WHAT YOU WILL DO
Return the entries below verbatim. Pictures stay out.

DATA EXCERPTS

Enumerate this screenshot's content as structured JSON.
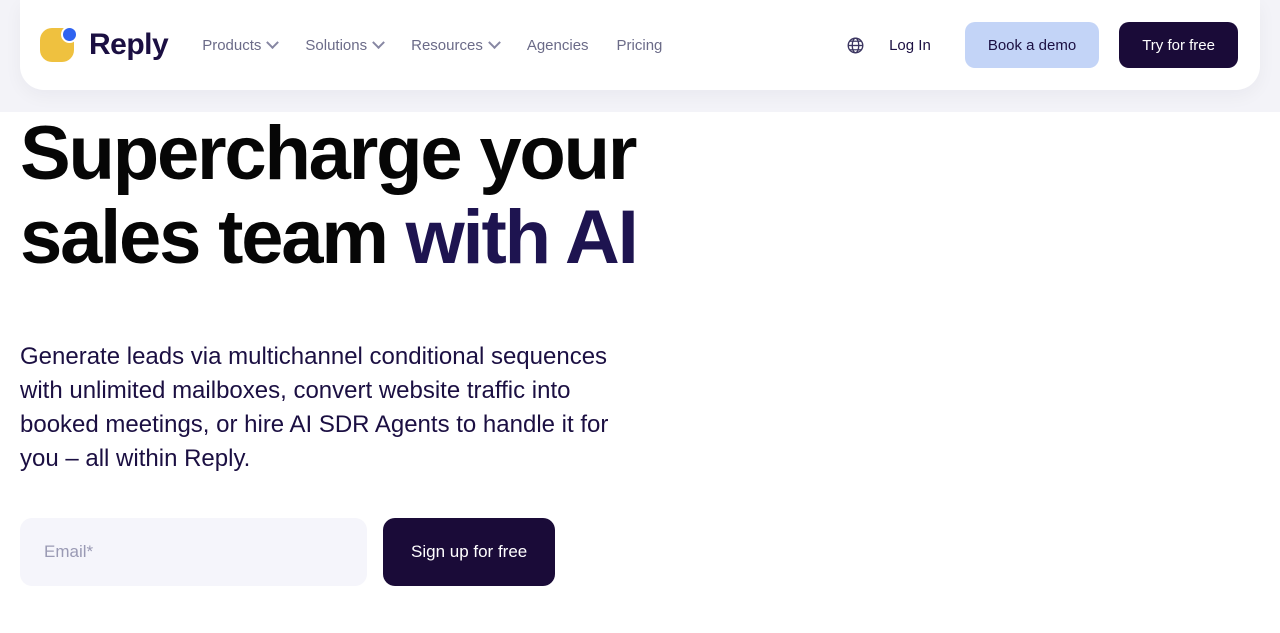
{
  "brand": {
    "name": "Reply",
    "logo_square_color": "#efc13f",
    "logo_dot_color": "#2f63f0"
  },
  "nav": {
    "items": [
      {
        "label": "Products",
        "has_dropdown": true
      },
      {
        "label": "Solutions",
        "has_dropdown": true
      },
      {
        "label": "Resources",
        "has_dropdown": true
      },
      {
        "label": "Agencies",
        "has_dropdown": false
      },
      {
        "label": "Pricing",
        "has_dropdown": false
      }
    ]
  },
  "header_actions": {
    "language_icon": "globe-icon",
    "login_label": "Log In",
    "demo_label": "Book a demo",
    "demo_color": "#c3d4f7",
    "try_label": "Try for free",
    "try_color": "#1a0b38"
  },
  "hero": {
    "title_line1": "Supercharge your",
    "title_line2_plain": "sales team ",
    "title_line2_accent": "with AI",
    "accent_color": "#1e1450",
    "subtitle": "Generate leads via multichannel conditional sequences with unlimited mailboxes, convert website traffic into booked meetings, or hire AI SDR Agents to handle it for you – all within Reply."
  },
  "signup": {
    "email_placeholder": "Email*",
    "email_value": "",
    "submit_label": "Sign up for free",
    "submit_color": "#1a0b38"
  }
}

TASK OUTPUT
Enumerate this screenshot's content as structured JSON.
{
  "brand": {
    "name": "Reply",
    "logo_square_color": "#efc13f",
    "logo_dot_color": "#2f63f0"
  },
  "nav": {
    "items": [
      {
        "label": "Products",
        "has_dropdown": true
      },
      {
        "label": "Solutions",
        "has_dropdown": true
      },
      {
        "label": "Resources",
        "has_dropdown": true
      },
      {
        "label": "Agencies",
        "has_dropdown": false
      },
      {
        "label": "Pricing",
        "has_dropdown": false
      }
    ]
  },
  "header_actions": {
    "language_icon": "globe-icon",
    "login_label": "Log In",
    "demo_label": "Book a demo",
    "demo_color": "#c3d4f7",
    "try_label": "Try for free",
    "try_color": "#1a0b38"
  },
  "hero": {
    "title_line1": "Supercharge your",
    "title_line2_plain": "sales team ",
    "title_line2_accent": "with AI",
    "accent_color": "#1e1450",
    "subtitle": "Generate leads via multichannel conditional sequences with unlimited mailboxes, convert website traffic into booked meetings, or hire AI SDR Agents to handle it for you – all within Reply."
  },
  "signup": {
    "email_placeholder": "Email*",
    "email_value": "",
    "submit_label": "Sign up for free",
    "submit_color": "#1a0b38"
  }
}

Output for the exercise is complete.